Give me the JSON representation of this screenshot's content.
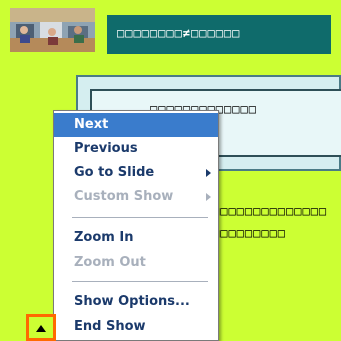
{
  "slide": {
    "title": "□□□□□□□□≠□□□□□□",
    "content_line1": "□□□□□□□□□□□□□",
    "content_line2": "□□□□□□□□",
    "body_line1": "□□□□□□□□□□□□□□",
    "body_line2": "□□□□□□□□□"
  },
  "context_menu": {
    "items": [
      {
        "label": "Next"
      },
      {
        "label": "Previous"
      },
      {
        "label": "Go to Slide"
      },
      {
        "label": "Custom Show"
      },
      {
        "label": "Zoom In"
      },
      {
        "label": "Zoom Out"
      },
      {
        "label": "Show Options..."
      },
      {
        "label": "End Show"
      }
    ]
  },
  "colors": {
    "background": "#ccff33",
    "title_band": "#0f6b6b",
    "menu_highlight": "#3a7ccc",
    "menu_text": "#1b3a6b",
    "menu_disabled": "#a8b0bc",
    "nav_button_border": "#ff6a00"
  },
  "icons": {
    "thumbnail": "classroom-photo",
    "nav_button": "up-triangle-icon",
    "submenu": "chevron-right-icon"
  }
}
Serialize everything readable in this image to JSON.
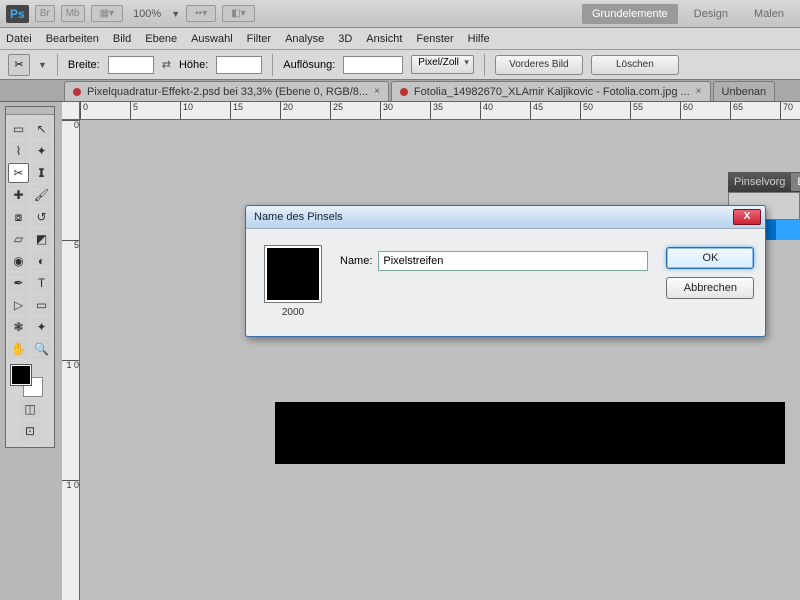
{
  "topbar": {
    "ps": "Ps",
    "chips": [
      "Br",
      "Mb"
    ],
    "zoom": "100%",
    "tabs": [
      "Grundelemente",
      "Design",
      "Malen"
    ],
    "active_tab": 0
  },
  "menu": [
    "Datei",
    "Bearbeiten",
    "Bild",
    "Ebene",
    "Auswahl",
    "Filter",
    "Analyse",
    "3D",
    "Ansicht",
    "Fenster",
    "Hilfe"
  ],
  "options": {
    "width_label": "Breite:",
    "height_label": "Höhe:",
    "res_label": "Auflösung:",
    "unit": "Pixel/Zoll",
    "btn_front": "Vorderes Bild",
    "btn_clear": "Löschen"
  },
  "doc_tabs": [
    {
      "title": "Pixelquadratur-Effekt-2.psd bei 33,3% (Ebene 0, RGB/8...",
      "dirty": true
    },
    {
      "title": "Fotolia_14982670_XLAmir Kaljikovic - Fotolia.com.jpg ...",
      "dirty": true
    },
    {
      "title": "Unbenan",
      "dirty": false
    }
  ],
  "ruler_h": [
    "0",
    "5",
    "10",
    "15",
    "20",
    "25",
    "30",
    "35",
    "40",
    "45",
    "50",
    "55",
    "60",
    "65",
    "70"
  ],
  "ruler_v": [
    "0",
    "5",
    "1 0",
    "1 0"
  ],
  "side_panel": {
    "tabs": [
      "Pinselvorg",
      "Eb"
    ],
    "active": 1
  },
  "dialog": {
    "title": "Name des Pinsels",
    "name_label": "Name:",
    "name_value": "Pixelstreifen",
    "preview_caption": "2000",
    "ok": "OK",
    "cancel": "Abbrechen"
  }
}
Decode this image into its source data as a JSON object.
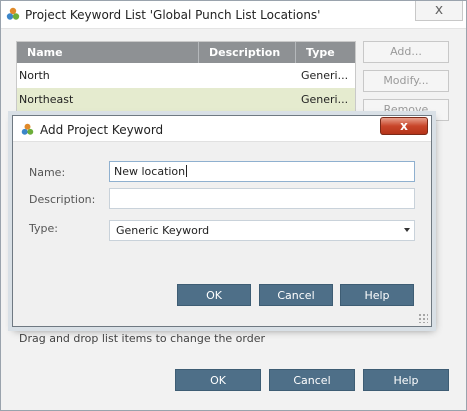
{
  "window": {
    "title": "Project Keyword List 'Global Punch List Locations'",
    "close_glyph": "x"
  },
  "table": {
    "headers": [
      "Name",
      "Description",
      "Type"
    ],
    "rows": [
      {
        "name": "North",
        "description": "",
        "type": "Generi...",
        "selected": false
      },
      {
        "name": "Northeast",
        "description": "",
        "type": "Generi...",
        "selected": true
      },
      {
        "name": "",
        "description": "",
        "type": "",
        "selected": false
      }
    ]
  },
  "side_buttons": {
    "add": "Add...",
    "modify": "Modify...",
    "remove": "Remove"
  },
  "hint": "Drag and drop list items to change the order",
  "bottom_buttons": {
    "ok": "OK",
    "cancel": "Cancel",
    "help": "Help"
  },
  "dialog": {
    "title": "Add Project Keyword",
    "close_glyph": "x",
    "fields": {
      "name_label": "Name:",
      "name_value": "New location",
      "description_label": "Description:",
      "description_value": "",
      "type_label": "Type:",
      "type_value": "Generic Keyword"
    },
    "buttons": {
      "ok": "OK",
      "cancel": "Cancel",
      "help": "Help"
    }
  },
  "colors": {
    "primary_button": "#4e6f88",
    "table_header": "#8e9194",
    "selected_row": "#e5ebcf",
    "close_button": "#c8452a"
  }
}
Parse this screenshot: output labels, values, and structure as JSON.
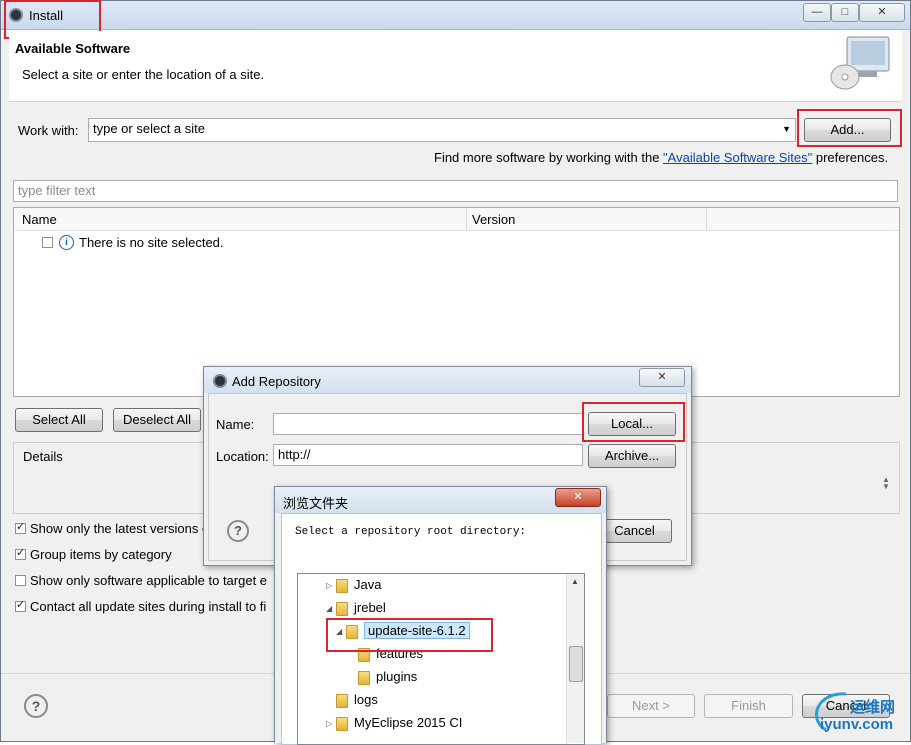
{
  "window": {
    "title": "Install",
    "min": "—",
    "max": "□",
    "close": "✕"
  },
  "header": {
    "title": "Available Software",
    "subtitle": "Select a site or enter the location of a site."
  },
  "work_with": {
    "label": "Work with:",
    "value": "type or select a site",
    "add_button": "Add..."
  },
  "find_more": {
    "prefix": "Find more software by working with the ",
    "link": "\"Available Software Sites\"",
    "suffix": " preferences."
  },
  "filter": {
    "placeholder": "type filter text"
  },
  "table": {
    "columns": [
      "Name",
      "Version"
    ],
    "empty_message": "There is no site selected."
  },
  "buttons": {
    "select_all": "Select All",
    "deselect_all": "Deselect All",
    "next": "Next >",
    "finish": "Finish",
    "cancel": "Cancel"
  },
  "details": {
    "label": "Details"
  },
  "options": [
    {
      "label": "Show only the latest versions o",
      "checked": true
    },
    {
      "label": "Group items by category",
      "checked": true
    },
    {
      "label": "Show only software applicable to target e",
      "checked": false
    },
    {
      "label": "Contact all update sites during install to fi",
      "checked": true
    }
  ],
  "add_repo": {
    "title": "Add Repository",
    "close": "✕",
    "name_label": "Name:",
    "name_value": "",
    "location_label": "Location:",
    "location_value": "http://",
    "local_button": "Local...",
    "archive_button": "Archive...",
    "cancel_button": "Cancel"
  },
  "browse": {
    "title": "浏览文件夹",
    "close": "✕",
    "prompt": "Select a repository root directory:",
    "tree": [
      {
        "label": "Java",
        "expander": "▷"
      },
      {
        "label": "jrebel",
        "expander": "◢"
      },
      {
        "label": "update-site-6.1.2",
        "expander": "◢",
        "selected": true
      },
      {
        "label": "features",
        "expander": ""
      },
      {
        "label": "plugins",
        "expander": ""
      },
      {
        "label": "logs",
        "expander": ""
      },
      {
        "label": "MyEclipse 2015 CI",
        "expander": "▷"
      }
    ]
  },
  "watermark": {
    "site_cn": "运维网",
    "site_url": "iyunv.com"
  },
  "colors": {
    "link": "#0645ad",
    "highlight_red": "#d9262e",
    "selection": "#cce8ff"
  }
}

- [What to do]:
Your copy of the data above should match it exactly, except that pictures are left out.

- [Response]:
Give me the JSON representation of this screenshot's content.
{
  "slide": {
    "title": "□□□□□□□□≠□□□□□□",
    "content_line1": "□□□□□□□□□□□□□",
    "content_line2": "□□□□□□□□",
    "body_line1": "□□□□□□□□□□□□□□",
    "body_line2": "□□□□□□□□□"
  },
  "context_menu": {
    "items": [
      {
        "label": "Next"
      },
      {
        "label": "Previous"
      },
      {
        "label": "Go to Slide"
      },
      {
        "label": "Custom Show"
      },
      {
        "label": "Zoom In"
      },
      {
        "label": "Zoom Out"
      },
      {
        "label": "Show Options..."
      },
      {
        "label": "End Show"
      }
    ]
  },
  "colors": {
    "background": "#ccff33",
    "title_band": "#0f6b6b",
    "menu_highlight": "#3a7ccc",
    "menu_text": "#1b3a6b",
    "menu_disabled": "#a8b0bc",
    "nav_button_border": "#ff6a00"
  },
  "icons": {
    "thumbnail": "classroom-photo",
    "nav_button": "up-triangle-icon",
    "submenu": "chevron-right-icon"
  }
}
Serialize everything readable in this image to JSON.
{
  "topbar": {
    "ps": "Ps",
    "chips": [
      "Br",
      "Mb"
    ],
    "zoom": "100%",
    "tabs": [
      "Grundelemente",
      "Design",
      "Malen"
    ],
    "active_tab": 0
  },
  "menu": [
    "Datei",
    "Bearbeiten",
    "Bild",
    "Ebene",
    "Auswahl",
    "Filter",
    "Analyse",
    "3D",
    "Ansicht",
    "Fenster",
    "Hilfe"
  ],
  "options": {
    "width_label": "Breite:",
    "height_label": "Höhe:",
    "res_label": "Auflösung:",
    "unit": "Pixel/Zoll",
    "btn_front": "Vorderes Bild",
    "btn_clear": "Löschen"
  },
  "doc_tabs": [
    {
      "title": "Pixelquadratur-Effekt-2.psd bei 33,3% (Ebene 0, RGB/8...",
      "dirty": true
    },
    {
      "title": "Fotolia_14982670_XLAmir Kaljikovic - Fotolia.com.jpg ...",
      "dirty": true
    },
    {
      "title": "Unbenan",
      "dirty": false
    }
  ],
  "ruler_h": [
    "0",
    "5",
    "10",
    "15",
    "20",
    "25",
    "30",
    "35",
    "40",
    "45",
    "50",
    "55",
    "60",
    "65",
    "70"
  ],
  "ruler_v": [
    "0",
    "5",
    "1 0",
    "1 0"
  ],
  "side_panel": {
    "tabs": [
      "Pinselvorg",
      "Eb"
    ],
    "active": 1
  },
  "dialog": {
    "title": "Name des Pinsels",
    "name_label": "Name:",
    "name_value": "Pixelstreifen",
    "preview_caption": "2000",
    "ok": "OK",
    "cancel": "Abbrechen"
  }
}
Decode this image into its source data as a JSON object.
{
  "window": {
    "title": "Project Keyword List 'Global Punch List Locations'",
    "close_glyph": "x"
  },
  "table": {
    "headers": [
      "Name",
      "Description",
      "Type"
    ],
    "rows": [
      {
        "name": "North",
        "description": "",
        "type": "Generi...",
        "selected": false
      },
      {
        "name": "Northeast",
        "description": "",
        "type": "Generi...",
        "selected": true
      },
      {
        "name": "",
        "description": "",
        "type": "",
        "selected": false
      }
    ]
  },
  "side_buttons": {
    "add": "Add...",
    "modify": "Modify...",
    "remove": "Remove"
  },
  "hint": "Drag and drop list items to change the order",
  "bottom_buttons": {
    "ok": "OK",
    "cancel": "Cancel",
    "help": "Help"
  },
  "dialog": {
    "title": "Add Project Keyword",
    "close_glyph": "x",
    "fields": {
      "name_label": "Name:",
      "name_value": "New location",
      "description_label": "Description:",
      "description_value": "",
      "type_label": "Type:",
      "type_value": "Generic Keyword"
    },
    "buttons": {
      "ok": "OK",
      "cancel": "Cancel",
      "help": "Help"
    }
  },
  "colors": {
    "primary_button": "#4e6f88",
    "table_header": "#8e9194",
    "selected_row": "#e5ebcf",
    "close_button": "#c8452a"
  }
}
Parse this screenshot: output labels, values, and structure as JSON.
{
  "window": {
    "title": "Install",
    "min": "—",
    "max": "□",
    "close": "✕"
  },
  "header": {
    "title": "Available Software",
    "subtitle": "Select a site or enter the location of a site."
  },
  "work_with": {
    "label": "Work with:",
    "value": "type or select a site",
    "add_button": "Add..."
  },
  "find_more": {
    "prefix": "Find more software by working with the ",
    "link": "\"Available Software Sites\"",
    "suffix": " preferences."
  },
  "filter": {
    "placeholder": "type filter text"
  },
  "table": {
    "columns": [
      "Name",
      "Version"
    ],
    "empty_message": "There is no site selected."
  },
  "buttons": {
    "select_all": "Select All",
    "deselect_all": "Deselect All",
    "next": "Next >",
    "finish": "Finish",
    "cancel": "Cancel"
  },
  "details": {
    "label": "Details"
  },
  "options": [
    {
      "label": "Show only the latest versions o",
      "checked": true
    },
    {
      "label": "Group items by category",
      "checked": true
    },
    {
      "label": "Show only software applicable to target e",
      "checked": false
    },
    {
      "label": "Contact all update sites during install to fi",
      "checked": true
    }
  ],
  "add_repo": {
    "title": "Add Repository",
    "close": "✕",
    "name_label": "Name:",
    "name_value": "",
    "location_label": "Location:",
    "location_value": "http://",
    "local_button": "Local...",
    "archive_button": "Archive...",
    "cancel_button": "Cancel"
  },
  "browse": {
    "title": "浏览文件夹",
    "close": "✕",
    "prompt": "Select a repository root directory:",
    "tree": [
      {
        "label": "Java",
        "expander": "▷"
      },
      {
        "label": "jrebel",
        "expander": "◢"
      },
      {
        "label": "update-site-6.1.2",
        "expander": "◢",
        "selected": true
      },
      {
        "label": "features",
        "expander": ""
      },
      {
        "label": "plugins",
        "expander": ""
      },
      {
        "label": "logs",
        "expander": ""
      },
      {
        "label": "MyEclipse 2015 CI",
        "expander": "▷"
      }
    ]
  },
  "watermark": {
    "site_cn": "运维网",
    "site_url": "iyunv.com"
  },
  "colors": {
    "link": "#0645ad",
    "highlight_red": "#d9262e",
    "selection": "#cce8ff"
  }
}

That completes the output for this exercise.